┌────────

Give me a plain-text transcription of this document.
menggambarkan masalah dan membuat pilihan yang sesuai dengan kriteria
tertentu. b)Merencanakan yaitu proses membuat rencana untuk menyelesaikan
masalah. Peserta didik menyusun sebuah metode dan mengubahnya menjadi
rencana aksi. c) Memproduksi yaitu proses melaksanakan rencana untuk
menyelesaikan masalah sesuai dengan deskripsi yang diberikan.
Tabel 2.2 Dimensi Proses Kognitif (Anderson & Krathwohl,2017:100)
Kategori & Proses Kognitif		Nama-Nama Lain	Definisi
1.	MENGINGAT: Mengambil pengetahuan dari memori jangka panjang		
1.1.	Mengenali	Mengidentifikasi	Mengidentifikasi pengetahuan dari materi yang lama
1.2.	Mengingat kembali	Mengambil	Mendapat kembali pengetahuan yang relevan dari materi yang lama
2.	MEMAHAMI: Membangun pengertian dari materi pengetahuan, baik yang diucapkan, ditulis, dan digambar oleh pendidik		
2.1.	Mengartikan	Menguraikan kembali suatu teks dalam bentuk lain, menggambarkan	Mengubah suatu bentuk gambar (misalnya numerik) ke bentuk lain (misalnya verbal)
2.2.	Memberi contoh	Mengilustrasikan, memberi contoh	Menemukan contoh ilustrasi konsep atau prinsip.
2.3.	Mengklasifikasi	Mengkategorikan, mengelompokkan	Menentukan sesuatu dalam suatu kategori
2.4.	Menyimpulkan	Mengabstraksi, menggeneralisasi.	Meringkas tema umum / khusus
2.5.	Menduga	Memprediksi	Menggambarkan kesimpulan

└────────

_GIVEN REQUEST_. Extract every entry in the listing word for word.

_FULL OUTPUT_.
Give me a plain-text transcription of this document.
menggambarkan masalah dan membuat pilihan yang sesuai dengan kriteria
tertentu. b)Merencanakan yaitu proses membuat rencana untuk menyelesaikan
masalah. Peserta didik menyusun sebuah metode dan mengubahnya menjadi
rencana aksi. c) Memproduksi yaitu proses melaksanakan rencana untuk
menyelesaikan masalah sesuai dengan deskripsi yang diberikan.
Tabel 2.2 Dimensi Proses Kognitif (Anderson & Krathwohl,2017:100)
Kategori & Proses Kognitif		Nama-Nama Lain	Definisi
1.	MENGINGAT: Mengambil pengetahuan dari memori jangka panjang		
1.1.	Mengenali	Mengidentifikasi	Mengidentifikasi pengetahuan dari materi yang lama
1.2.	Mengingat kembali	Mengambil	Mendapat kembali pengetahuan yang relevan dari materi yang lama
2.	MEMAHAMI: Membangun pengertian dari materi pengetahuan, baik yang diucapkan, ditulis, dan digambar oleh pendidik		
2.1.	Mengartikan	Menguraikan kembali suatu teks dalam bentuk lain, menggambarkan	Mengubah suatu bentuk gambar (misalnya numerik) ke bentuk lain (misalnya verbal)
2.2.	Memberi contoh	Mengilustrasikan, memberi contoh	Menemukan contoh ilustrasi konsep atau prinsip.
2.3.	Mengklasifikasi	Mengkategorikan, mengelompokkan	Menentukan sesuatu dalam suatu kategori
2.4.	Menyimpulkan	Mengabstraksi, menggeneralisasi.	Meringkas tema umum / khusus
2.5.	Menduga	Memprediksi	Menggambarkan kesimpulan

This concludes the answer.